Start of INPUT

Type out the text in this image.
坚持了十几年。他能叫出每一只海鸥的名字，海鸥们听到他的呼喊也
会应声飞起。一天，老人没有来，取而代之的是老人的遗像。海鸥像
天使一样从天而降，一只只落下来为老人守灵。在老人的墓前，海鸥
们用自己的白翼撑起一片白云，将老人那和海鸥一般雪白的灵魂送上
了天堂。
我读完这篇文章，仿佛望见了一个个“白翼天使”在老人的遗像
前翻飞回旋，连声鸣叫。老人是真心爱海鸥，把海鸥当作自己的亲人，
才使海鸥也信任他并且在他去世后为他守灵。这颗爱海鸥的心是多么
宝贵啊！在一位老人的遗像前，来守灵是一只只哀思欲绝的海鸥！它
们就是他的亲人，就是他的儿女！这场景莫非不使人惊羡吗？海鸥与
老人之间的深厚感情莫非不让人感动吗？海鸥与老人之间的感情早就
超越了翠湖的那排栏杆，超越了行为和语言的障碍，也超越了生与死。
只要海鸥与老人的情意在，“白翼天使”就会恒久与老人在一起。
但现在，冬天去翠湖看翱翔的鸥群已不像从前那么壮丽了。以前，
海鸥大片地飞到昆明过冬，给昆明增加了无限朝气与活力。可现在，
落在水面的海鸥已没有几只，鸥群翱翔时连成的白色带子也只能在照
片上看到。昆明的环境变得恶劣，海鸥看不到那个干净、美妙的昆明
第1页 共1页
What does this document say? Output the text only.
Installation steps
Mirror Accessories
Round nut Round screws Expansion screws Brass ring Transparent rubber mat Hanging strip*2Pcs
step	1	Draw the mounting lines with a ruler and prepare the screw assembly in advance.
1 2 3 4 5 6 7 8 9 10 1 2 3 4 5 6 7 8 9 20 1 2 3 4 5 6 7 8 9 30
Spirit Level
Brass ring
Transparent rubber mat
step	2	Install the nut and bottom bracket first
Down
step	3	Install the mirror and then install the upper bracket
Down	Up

End of INPUT

§ DESCRIPTION OF THE TASK:
Copy the records above exactly as they appear.

§ TASK OUTPUT:
Type out the text in this image.
坚持了十几年。他能叫出每一只海鸥的名字，海鸥们听到他的呼喊也
会应声飞起。一天，老人没有来，取而代之的是老人的遗像。海鸥像
天使一样从天而降，一只只落下来为老人守灵。在老人的墓前，海鸥
们用自己的白翼撑起一片白云，将老人那和海鸥一般雪白的灵魂送上
了天堂。
我读完这篇文章，仿佛望见了一个个“白翼天使”在老人的遗像
前翻飞回旋，连声鸣叫。老人是真心爱海鸥，把海鸥当作自己的亲人，
才使海鸥也信任他并且在他去世后为他守灵。这颗爱海鸥的心是多么
宝贵啊！在一位老人的遗像前，来守灵是一只只哀思欲绝的海鸥！它
们就是他的亲人，就是他的儿女！这场景莫非不使人惊羡吗？海鸥与
老人之间的深厚感情莫非不让人感动吗？海鸥与老人之间的感情早就
超越了翠湖的那排栏杆，超越了行为和语言的障碍，也超越了生与死。
只要海鸥与老人的情意在，“白翼天使”就会恒久与老人在一起。
但现在，冬天去翠湖看翱翔的鸥群已不像从前那么壮丽了。以前，
海鸥大片地飞到昆明过冬，给昆明增加了无限朝气与活力。可现在，
落在水面的海鸥已没有几只，鸥群翱翔时连成的白色带子也只能在照
片上看到。昆明的环境变得恶劣，海鸥看不到那个干净、美妙的昆明
第1页 共1页
What does this document say? Output the text only.
Installation steps
Mirror Accessories
Round nut Round screws Expansion screws Brass ring Transparent rubber mat Hanging strip*2Pcs
step	1	Draw the mounting lines with a ruler and prepare the screw assembly in advance.
1 2 3 4 5 6 7 8 9 10 1 2 3 4 5 6 7 8 9 20 1 2 3 4 5 6 7 8 9 30
Spirit Level
Brass ring
Transparent rubber mat
step	2	Install the nut and bottom bracket first
Down
step	3	Install the mirror and then install the upper bracket
Down	Up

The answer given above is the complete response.